Brief> Write out all records as given; omit images.

Stored records
----
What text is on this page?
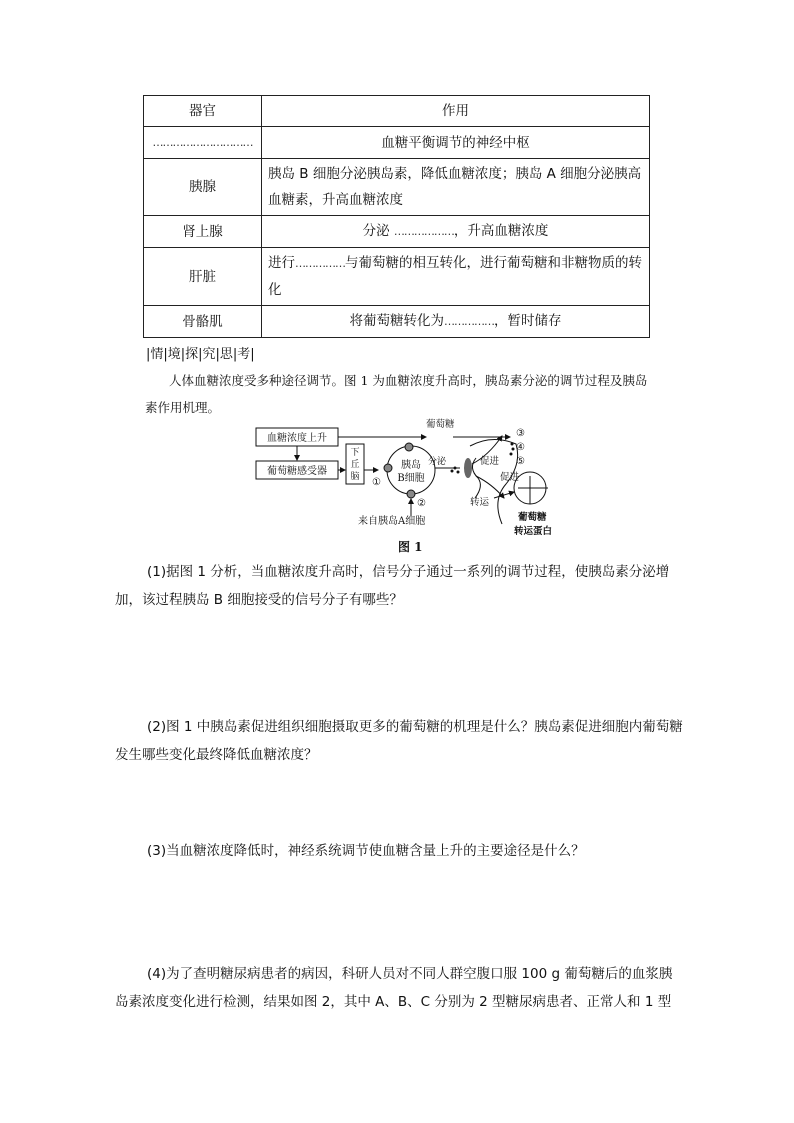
器官	作用
…………………………	血糖平衡调节的神经中枢
胰腺	胰岛 B 细胞分泌胰岛素，降低血糖浓度；胰岛 A 细胞分泌胰高血糖素，升高血糖浓度
肾上腺	分泌 ………………，升高血糖浓度
肝脏	进行……………与葡萄糖的相互转化，进行葡萄糖和非糖物质的转化
骨骼肌	将葡萄糖转化为……………，暂时储存
|情|境|探|究|思|考|
人体血糖浓度受多种途径调节。图 1 为血糖浓度升高时，胰岛素分泌的调节过程及胰岛素作用机理。
血糖浓度上升
葡萄糖感受器
下丘脑 ①
葡萄糖
胰岛
B细胞
②
来自胰岛A细胞
分泌	促进
③
④
⑤
促进
转运
葡萄糖
转运蛋白
图 1
(1)据图 1 分析，当血糖浓度升高时，信号分子通过一系列的调节过程，使胰岛素分泌增加，该过程胰岛 B 细胞接受的信号分子有哪些？
(2)图 1 中胰岛素促进组织细胞摄取更多的葡萄糖的机理是什么？胰岛素促进细胞内葡萄糖发生哪些变化最终降低血糖浓度？
(3)当血糖浓度降低时，神经系统调节使血糖含量上升的主要途径是什么？
(4)为了查明糖尿病患者的病因，科研人员对不同人群空腹口服 100 g 葡萄糖后的血浆胰岛素浓度变化进行检测，结果如图 2，其中 A、B、C 分别为 2 型糖尿病患者、正常人和 1 型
----
Response>
What text is on this page?
器官	作用
…………………………	血糖平衡调节的神经中枢
胰腺	胰岛 B 细胞分泌胰岛素，降低血糖浓度；胰岛 A 细胞分泌胰高血糖素，升高血糖浓度
肾上腺	分泌 ………………，升高血糖浓度
肝脏	进行……………与葡萄糖的相互转化，进行葡萄糖和非糖物质的转化
骨骼肌	将葡萄糖转化为……………，暂时储存
|情|境|探|究|思|考|
人体血糖浓度受多种途径调节。图 1 为血糖浓度升高时，胰岛素分泌的调节过程及胰岛素作用机理。
血糖浓度上升
葡萄糖感受器
下丘脑 ①
葡萄糖
胰岛
B细胞
②
来自胰岛A细胞
分泌	促进
③
④
⑤
促进
转运
葡萄糖
转运蛋白
图 1
(1)据图 1 分析，当血糖浓度升高时，信号分子通过一系列的调节过程，使胰岛素分泌增加，该过程胰岛 B 细胞接受的信号分子有哪些？
(2)图 1 中胰岛素促进组织细胞摄取更多的葡萄糖的机理是什么？胰岛素促进细胞内葡萄糖发生哪些变化最终降低血糖浓度？
(3)当血糖浓度降低时，神经系统调节使血糖含量上升的主要途径是什么？
(4)为了查明糖尿病患者的病因，科研人员对不同人群空腹口服 100 g 葡萄糖后的血浆胰岛素浓度变化进行检测，结果如图 2，其中 A、B、C 分别为 2 型糖尿病患者、正常人和 1 型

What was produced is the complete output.